- GIVEN INSTRUCTION: Pick out every line with the word "relative" and copy it.

[Records that describe figures]

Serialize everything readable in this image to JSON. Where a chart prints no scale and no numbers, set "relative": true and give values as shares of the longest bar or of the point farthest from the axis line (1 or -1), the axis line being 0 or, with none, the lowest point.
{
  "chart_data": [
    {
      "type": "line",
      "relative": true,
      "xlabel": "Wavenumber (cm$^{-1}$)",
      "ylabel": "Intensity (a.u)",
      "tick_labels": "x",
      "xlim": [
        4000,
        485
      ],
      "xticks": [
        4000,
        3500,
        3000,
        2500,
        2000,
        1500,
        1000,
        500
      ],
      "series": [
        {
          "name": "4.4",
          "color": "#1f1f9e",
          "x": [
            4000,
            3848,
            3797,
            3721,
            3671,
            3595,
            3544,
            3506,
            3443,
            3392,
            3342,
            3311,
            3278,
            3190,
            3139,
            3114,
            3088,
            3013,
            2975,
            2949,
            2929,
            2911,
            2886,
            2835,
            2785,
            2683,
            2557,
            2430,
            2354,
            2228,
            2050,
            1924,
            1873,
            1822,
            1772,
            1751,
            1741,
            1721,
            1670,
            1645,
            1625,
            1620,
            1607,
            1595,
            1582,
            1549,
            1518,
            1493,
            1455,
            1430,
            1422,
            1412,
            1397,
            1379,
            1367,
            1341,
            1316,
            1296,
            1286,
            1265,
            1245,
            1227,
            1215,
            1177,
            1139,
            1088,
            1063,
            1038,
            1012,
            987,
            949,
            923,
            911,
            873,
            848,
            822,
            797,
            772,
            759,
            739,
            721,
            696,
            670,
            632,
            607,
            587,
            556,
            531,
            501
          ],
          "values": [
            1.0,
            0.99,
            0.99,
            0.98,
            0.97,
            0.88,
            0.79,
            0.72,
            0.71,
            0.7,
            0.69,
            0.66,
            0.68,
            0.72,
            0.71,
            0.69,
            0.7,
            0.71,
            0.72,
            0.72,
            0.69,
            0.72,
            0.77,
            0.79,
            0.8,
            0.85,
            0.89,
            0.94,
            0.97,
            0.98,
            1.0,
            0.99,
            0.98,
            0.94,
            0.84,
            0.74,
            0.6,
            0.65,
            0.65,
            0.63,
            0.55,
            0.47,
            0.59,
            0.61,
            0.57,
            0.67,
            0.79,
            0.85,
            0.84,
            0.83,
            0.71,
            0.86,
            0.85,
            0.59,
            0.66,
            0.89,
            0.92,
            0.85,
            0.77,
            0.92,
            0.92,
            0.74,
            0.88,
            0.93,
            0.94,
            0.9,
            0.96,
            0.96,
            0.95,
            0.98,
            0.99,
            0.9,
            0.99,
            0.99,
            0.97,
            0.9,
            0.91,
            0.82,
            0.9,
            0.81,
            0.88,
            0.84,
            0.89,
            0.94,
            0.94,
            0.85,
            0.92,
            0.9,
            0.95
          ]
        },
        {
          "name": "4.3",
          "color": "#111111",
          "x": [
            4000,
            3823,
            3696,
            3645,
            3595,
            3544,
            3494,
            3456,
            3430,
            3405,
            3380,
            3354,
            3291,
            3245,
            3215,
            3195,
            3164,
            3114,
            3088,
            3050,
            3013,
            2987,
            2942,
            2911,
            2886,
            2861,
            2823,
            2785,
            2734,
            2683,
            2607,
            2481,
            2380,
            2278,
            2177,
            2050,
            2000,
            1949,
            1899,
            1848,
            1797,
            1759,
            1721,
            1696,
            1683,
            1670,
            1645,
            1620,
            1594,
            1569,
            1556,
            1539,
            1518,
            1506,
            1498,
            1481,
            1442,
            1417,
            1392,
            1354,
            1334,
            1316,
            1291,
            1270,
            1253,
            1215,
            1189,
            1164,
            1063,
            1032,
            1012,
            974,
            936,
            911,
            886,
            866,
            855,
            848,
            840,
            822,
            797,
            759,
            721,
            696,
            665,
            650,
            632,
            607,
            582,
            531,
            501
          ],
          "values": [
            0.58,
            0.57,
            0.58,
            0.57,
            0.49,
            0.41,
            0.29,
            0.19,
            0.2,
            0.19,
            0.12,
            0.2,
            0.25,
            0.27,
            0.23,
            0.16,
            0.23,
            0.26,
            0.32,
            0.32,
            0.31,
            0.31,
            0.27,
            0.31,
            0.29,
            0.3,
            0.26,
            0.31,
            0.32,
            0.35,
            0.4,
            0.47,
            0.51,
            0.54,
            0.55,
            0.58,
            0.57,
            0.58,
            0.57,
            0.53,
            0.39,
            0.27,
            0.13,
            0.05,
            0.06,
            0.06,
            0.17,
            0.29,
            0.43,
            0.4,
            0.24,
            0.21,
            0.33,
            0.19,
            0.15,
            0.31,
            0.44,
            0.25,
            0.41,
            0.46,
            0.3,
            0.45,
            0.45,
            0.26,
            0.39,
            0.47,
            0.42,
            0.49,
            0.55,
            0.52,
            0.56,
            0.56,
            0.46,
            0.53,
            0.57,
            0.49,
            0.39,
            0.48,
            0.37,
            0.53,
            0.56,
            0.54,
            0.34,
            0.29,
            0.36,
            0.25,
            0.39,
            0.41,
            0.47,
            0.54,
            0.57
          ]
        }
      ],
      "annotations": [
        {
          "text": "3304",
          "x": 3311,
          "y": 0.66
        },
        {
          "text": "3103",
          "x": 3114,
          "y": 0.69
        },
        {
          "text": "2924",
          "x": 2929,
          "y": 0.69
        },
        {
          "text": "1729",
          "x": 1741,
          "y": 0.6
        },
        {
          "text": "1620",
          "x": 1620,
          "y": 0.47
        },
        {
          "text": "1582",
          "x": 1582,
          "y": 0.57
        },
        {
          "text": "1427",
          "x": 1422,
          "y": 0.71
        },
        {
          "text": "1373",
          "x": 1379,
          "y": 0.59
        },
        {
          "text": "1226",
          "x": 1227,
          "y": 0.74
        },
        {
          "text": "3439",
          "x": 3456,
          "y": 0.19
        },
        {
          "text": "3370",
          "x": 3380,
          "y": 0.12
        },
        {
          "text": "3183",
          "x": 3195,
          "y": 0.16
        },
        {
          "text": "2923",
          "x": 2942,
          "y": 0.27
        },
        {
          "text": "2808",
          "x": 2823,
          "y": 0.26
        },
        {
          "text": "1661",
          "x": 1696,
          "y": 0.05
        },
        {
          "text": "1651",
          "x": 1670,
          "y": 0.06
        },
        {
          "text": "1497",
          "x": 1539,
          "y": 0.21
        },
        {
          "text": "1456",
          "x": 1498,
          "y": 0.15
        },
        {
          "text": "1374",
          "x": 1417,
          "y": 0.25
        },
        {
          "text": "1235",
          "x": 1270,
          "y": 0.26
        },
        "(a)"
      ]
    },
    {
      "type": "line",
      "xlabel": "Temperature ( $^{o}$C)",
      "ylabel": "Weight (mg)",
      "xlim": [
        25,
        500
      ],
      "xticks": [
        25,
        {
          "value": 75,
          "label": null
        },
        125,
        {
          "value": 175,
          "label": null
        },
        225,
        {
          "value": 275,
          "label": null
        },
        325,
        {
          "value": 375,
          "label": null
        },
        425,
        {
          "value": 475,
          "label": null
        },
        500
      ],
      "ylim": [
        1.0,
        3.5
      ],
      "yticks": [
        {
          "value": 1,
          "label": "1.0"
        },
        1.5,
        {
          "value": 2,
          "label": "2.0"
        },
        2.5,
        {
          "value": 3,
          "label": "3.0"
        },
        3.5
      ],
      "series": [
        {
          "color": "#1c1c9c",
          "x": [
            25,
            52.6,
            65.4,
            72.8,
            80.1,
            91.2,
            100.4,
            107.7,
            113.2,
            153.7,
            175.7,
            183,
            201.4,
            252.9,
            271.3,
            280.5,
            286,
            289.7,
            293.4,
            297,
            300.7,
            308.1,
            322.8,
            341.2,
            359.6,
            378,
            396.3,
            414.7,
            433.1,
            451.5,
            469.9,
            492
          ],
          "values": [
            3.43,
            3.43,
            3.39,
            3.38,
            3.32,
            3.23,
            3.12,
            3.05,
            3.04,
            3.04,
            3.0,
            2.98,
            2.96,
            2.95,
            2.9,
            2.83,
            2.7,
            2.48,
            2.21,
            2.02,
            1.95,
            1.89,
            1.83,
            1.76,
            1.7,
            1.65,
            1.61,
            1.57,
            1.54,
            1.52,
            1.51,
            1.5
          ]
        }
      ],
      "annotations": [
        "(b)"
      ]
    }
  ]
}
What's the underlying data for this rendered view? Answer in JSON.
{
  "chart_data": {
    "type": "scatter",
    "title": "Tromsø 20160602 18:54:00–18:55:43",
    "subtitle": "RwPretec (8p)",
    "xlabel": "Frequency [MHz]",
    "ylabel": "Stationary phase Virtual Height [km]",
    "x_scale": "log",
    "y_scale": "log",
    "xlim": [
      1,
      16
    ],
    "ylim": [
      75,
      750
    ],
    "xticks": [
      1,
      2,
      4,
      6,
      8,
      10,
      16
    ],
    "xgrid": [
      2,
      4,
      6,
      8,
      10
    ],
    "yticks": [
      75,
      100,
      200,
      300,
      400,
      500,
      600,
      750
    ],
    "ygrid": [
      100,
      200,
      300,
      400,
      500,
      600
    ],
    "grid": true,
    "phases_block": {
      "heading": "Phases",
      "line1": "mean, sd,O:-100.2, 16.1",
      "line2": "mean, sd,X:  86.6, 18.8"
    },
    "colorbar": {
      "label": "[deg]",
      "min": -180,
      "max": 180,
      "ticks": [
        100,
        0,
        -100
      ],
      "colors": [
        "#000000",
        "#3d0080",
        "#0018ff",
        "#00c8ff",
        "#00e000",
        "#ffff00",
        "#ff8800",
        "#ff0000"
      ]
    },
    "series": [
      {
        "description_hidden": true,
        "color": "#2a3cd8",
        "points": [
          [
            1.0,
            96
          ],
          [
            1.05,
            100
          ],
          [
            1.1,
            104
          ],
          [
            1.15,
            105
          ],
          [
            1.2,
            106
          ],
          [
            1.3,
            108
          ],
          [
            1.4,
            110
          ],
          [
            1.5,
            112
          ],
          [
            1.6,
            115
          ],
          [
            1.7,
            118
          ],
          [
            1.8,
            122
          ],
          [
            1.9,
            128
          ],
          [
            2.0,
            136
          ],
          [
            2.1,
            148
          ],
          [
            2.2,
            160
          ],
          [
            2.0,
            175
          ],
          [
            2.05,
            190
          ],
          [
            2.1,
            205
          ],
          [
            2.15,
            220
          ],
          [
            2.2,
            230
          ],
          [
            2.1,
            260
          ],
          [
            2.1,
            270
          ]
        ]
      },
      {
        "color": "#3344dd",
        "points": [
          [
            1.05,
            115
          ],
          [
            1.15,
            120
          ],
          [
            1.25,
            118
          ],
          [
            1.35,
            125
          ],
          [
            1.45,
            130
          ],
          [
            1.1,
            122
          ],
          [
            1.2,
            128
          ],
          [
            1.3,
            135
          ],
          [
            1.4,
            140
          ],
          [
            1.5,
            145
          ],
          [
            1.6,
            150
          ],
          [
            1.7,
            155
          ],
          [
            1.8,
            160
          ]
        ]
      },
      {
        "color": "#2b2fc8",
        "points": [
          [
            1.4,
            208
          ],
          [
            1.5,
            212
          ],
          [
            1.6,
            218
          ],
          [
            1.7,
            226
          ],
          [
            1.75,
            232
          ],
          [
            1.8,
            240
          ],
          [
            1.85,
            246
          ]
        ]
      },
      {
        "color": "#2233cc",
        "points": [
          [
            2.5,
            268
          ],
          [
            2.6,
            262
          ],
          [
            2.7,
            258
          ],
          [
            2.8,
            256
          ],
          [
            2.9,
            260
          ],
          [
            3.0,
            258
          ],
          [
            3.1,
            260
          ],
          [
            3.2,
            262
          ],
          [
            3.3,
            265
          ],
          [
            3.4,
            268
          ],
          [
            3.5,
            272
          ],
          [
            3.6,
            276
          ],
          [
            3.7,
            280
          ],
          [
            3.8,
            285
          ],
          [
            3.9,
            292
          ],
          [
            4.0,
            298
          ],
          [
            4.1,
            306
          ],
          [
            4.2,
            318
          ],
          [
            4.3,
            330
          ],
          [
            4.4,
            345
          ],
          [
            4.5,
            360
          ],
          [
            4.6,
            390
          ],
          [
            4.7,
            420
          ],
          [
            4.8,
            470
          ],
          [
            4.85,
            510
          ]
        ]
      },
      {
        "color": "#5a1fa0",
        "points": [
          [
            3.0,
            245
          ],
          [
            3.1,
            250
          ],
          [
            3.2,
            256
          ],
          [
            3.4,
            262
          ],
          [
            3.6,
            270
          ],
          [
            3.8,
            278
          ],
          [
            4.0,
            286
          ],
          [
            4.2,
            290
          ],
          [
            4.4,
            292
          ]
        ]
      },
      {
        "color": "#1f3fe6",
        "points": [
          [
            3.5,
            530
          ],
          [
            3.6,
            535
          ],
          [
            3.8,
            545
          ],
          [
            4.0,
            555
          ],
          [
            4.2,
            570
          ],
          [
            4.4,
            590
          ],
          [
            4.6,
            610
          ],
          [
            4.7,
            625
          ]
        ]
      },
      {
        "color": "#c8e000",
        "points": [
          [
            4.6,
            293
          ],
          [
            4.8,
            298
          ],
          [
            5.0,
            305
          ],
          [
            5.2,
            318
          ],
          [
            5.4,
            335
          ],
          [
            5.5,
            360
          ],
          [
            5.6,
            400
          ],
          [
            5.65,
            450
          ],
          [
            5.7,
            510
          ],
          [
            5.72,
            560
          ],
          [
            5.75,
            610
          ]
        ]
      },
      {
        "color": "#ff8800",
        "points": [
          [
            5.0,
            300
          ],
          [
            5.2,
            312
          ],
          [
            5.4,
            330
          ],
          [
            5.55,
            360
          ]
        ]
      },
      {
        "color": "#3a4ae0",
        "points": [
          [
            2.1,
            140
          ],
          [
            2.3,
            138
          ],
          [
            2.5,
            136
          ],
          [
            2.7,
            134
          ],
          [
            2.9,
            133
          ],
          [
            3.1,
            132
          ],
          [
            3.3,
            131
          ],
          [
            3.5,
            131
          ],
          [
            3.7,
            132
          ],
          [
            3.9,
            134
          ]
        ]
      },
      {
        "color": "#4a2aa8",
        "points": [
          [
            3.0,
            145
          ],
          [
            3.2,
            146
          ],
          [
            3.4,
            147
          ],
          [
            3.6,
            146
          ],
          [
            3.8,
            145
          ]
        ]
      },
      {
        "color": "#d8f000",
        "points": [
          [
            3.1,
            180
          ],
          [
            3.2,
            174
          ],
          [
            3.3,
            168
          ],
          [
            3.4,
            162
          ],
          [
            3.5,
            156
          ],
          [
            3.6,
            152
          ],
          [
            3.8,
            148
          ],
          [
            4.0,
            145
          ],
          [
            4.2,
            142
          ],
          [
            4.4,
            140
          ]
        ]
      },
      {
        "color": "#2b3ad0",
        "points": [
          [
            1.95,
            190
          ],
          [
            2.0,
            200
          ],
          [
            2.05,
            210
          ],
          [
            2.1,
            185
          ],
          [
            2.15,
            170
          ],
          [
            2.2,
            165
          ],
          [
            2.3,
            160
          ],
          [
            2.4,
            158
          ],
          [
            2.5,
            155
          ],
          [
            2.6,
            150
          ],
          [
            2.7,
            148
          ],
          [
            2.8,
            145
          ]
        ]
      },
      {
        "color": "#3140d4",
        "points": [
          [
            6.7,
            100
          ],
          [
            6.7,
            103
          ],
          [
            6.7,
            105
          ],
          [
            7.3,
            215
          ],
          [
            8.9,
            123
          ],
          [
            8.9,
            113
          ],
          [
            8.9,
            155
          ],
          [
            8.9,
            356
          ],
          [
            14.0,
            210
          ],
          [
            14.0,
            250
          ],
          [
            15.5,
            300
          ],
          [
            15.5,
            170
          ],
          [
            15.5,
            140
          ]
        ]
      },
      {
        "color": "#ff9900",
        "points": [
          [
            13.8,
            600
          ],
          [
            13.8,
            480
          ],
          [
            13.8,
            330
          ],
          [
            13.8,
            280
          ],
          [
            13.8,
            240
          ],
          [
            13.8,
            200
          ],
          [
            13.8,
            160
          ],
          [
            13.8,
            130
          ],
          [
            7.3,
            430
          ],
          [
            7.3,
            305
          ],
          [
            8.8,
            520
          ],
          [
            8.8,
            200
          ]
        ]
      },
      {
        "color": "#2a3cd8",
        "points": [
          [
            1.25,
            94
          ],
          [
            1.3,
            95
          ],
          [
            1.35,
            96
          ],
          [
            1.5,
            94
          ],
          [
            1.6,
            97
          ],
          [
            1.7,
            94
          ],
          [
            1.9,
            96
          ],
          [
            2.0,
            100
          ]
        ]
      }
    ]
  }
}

- THE RESPONSE:
Serialize everything readable in this image to JSON. Where a chart prints no scale and no numbers, set "relative": true and give values as shares of the longest bar or of the point farthest from the axis line (1 or -1), the axis line being 0 or, with none, the lowest point.
      "relative": true,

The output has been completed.